*ITEMS:*
··········
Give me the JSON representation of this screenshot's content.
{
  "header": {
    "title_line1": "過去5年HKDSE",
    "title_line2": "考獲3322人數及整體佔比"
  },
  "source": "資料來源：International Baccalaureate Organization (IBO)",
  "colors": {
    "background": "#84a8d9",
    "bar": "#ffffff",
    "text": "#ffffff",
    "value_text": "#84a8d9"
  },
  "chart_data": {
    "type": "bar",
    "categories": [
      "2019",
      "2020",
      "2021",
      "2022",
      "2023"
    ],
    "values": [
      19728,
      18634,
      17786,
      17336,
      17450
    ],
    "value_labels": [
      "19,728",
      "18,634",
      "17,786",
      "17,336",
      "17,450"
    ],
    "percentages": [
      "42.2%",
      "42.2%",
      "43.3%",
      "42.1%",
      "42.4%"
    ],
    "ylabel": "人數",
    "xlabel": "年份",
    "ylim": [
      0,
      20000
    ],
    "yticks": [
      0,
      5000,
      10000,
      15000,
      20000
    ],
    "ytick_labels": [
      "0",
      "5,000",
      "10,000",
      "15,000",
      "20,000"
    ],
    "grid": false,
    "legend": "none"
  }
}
··········
*TO BE DONE:* Print all of the entries again, exactly as written.

*THE REPLY:*
Give me the JSON representation of this screenshot's content.
{
  "header": {
    "title_line1": "過去5年HKDSE",
    "title_line2": "考獲3322人數及整體佔比"
  },
  "source": "資料來源：International Baccalaureate Organization (IBO)",
  "colors": {
    "background": "#84a8d9",
    "bar": "#ffffff",
    "text": "#ffffff",
    "value_text": "#84a8d9"
  },
  "chart_data": {
    "type": "bar",
    "categories": [
      "2019",
      "2020",
      "2021",
      "2022",
      "2023"
    ],
    "values": [
      19728,
      18634,
      17786,
      17336,
      17450
    ],
    "value_labels": [
      "19,728",
      "18,634",
      "17,786",
      "17,336",
      "17,450"
    ],
    "percentages": [
      "42.2%",
      "42.2%",
      "43.3%",
      "42.1%",
      "42.4%"
    ],
    "ylabel": "人數",
    "xlabel": "年份",
    "ylim": [
      0,
      20000
    ],
    "yticks": [
      0,
      5000,
      10000,
      15000,
      20000
    ],
    "ytick_labels": [
      "0",
      "5,000",
      "10,000",
      "15,000",
      "20,000"
    ],
    "grid": false,
    "legend": "none"
  }
}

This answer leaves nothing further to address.